Your task ▸ Calculate how many lines in the following records hold the word "text", and report that number without comment.

[Saved entries]
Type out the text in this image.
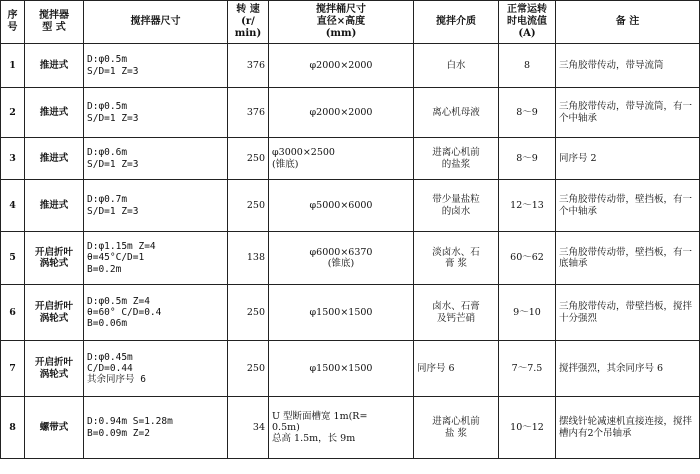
序号	搅拌器
型 式	搅拌器尺寸	转 速
(r/
min)	搅拌桶尺寸
直径×高度
(mm)	搅拌介质	正常运转
时电流值
(A)	备 注
1	推进式	D:φ0.5m
S/D=1 Z=3	376	φ2000×2000	白水	8	三角胶带传动，带导流筒
2	推进式	D:φ0.5m
S/D=1 Z=3	376	φ2000×2000	离心机母液	8～9	三角胶带传动，带导流筒，有一个中轴承
3	推进式	D:φ0.6m
S/D=1 Z=3	250	φ3000×2500
(锥底)	进离心机前
的盐浆	8～9	同序号 2
4	推进式	D:φ0.7m
S/D=1 Z=3	250	φ5000×6000	带少量盐粒
的卤水	12～13	三角胶带传动带，壁挡板，有一个中轴承
5	开启折叶
涡轮式	D:φ1.15m Z=4
θ=45°C/D=1
B=0.2m	138	φ6000×6370
(锥底)	淡卤水、石
膏 浆	60～62	三角胶带传动带，壁挡板，有一底轴承
6	开启折叶
涡轮式	D:φ0.5m Z=4
θ=60° C/D=0.4
B=0.06m	250	φ1500×1500	卤水、石膏
及钙芒硝	9～10	三角胶带传动，带壁挡板，搅拌十分强烈
7	开启折叶
涡轮式	D:φ0.45m
C/D=0.44
其余同序号 6	250	φ1500×1500	同序号 6	7～7.5	搅拌强烈，其余同序号 6
8	螺带式	D:0.94m S=1.28m
B=0.09m Z=2	34	U 型断面槽宽 1m(R=
0.5m)
总高 1.5m，长 9m	进离心机前
盐 浆	10～12	摆线针轮减速机直接连接，搅拌槽内有2个吊轴承
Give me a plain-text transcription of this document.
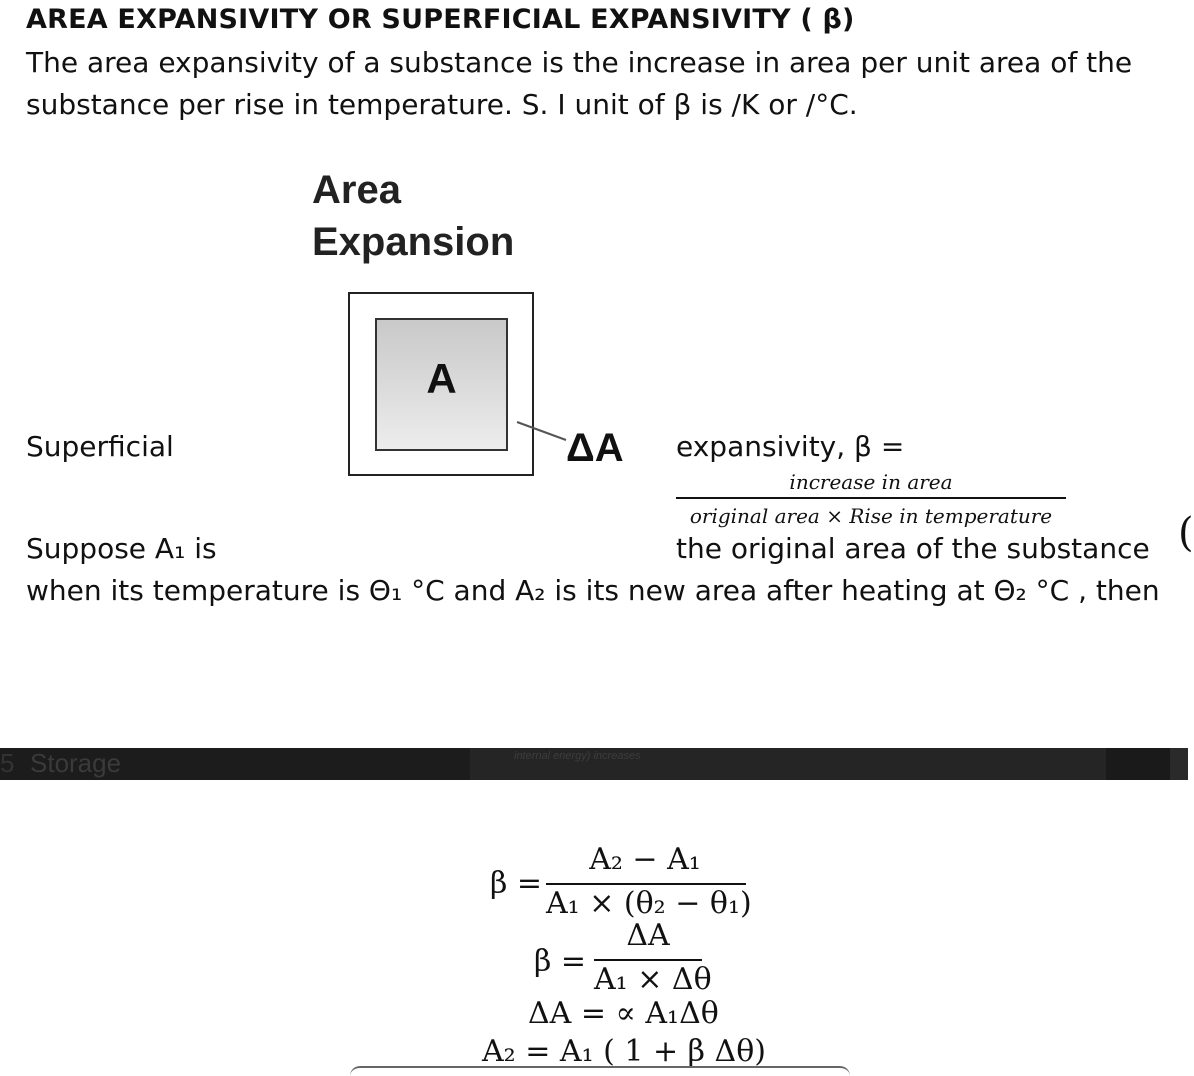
AREA EXPANSIVITY OR SUPERFICIAL EXPANSIVITY ( β)
The area expansivity of a substance is the increase in area per unit area of the
substance per rise in temperature. S. I unit of β is /K or /°C.
Area
Expansion
A
ΔA
Superficial	expansivity, β =
increase in area
original area × Rise in temperature	(
Suppose A₁ is	the original area of the substance
when its temperature is Θ₁ °C and A₂ is its new area after heating at Θ₂ °C , then
5 Storage	internal energy) increases
β =
A₂ − A₁
A₁ × (θ₂ − θ₁)
β =
ΔA
A₁ × Δθ
ΔA = ∝ A₁Δθ
A₂ = A₁ ( 1 + β Δθ)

The reply ▸ 2